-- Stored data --
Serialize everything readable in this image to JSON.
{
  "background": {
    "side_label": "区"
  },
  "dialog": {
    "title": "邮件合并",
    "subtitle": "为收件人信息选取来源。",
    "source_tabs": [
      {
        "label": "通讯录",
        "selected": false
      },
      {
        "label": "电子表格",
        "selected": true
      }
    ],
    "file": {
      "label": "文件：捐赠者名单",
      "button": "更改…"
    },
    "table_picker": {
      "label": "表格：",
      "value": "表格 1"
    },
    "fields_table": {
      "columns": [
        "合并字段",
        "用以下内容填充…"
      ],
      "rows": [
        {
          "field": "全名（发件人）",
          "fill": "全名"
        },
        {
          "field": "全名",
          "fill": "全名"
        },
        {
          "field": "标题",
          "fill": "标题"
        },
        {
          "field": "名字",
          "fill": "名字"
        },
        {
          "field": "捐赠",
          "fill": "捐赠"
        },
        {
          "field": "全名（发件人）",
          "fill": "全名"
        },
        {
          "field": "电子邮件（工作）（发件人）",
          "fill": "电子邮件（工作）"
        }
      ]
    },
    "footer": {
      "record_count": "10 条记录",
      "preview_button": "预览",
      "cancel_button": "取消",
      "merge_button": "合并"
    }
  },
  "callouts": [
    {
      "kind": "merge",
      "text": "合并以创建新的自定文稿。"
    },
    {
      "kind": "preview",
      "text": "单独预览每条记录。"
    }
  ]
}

-- YOUR GOAL --
Each line in the entries above that includes the string "fill" should be extracted.

-- RESPONSE TO THE TASK --
          "fill": "全名"
          "fill": "全名"
          "fill": "标题"
          "fill": "名字"
          "fill": "捐赠"
          "fill": "全名"
          "fill": "电子邮件（工作）"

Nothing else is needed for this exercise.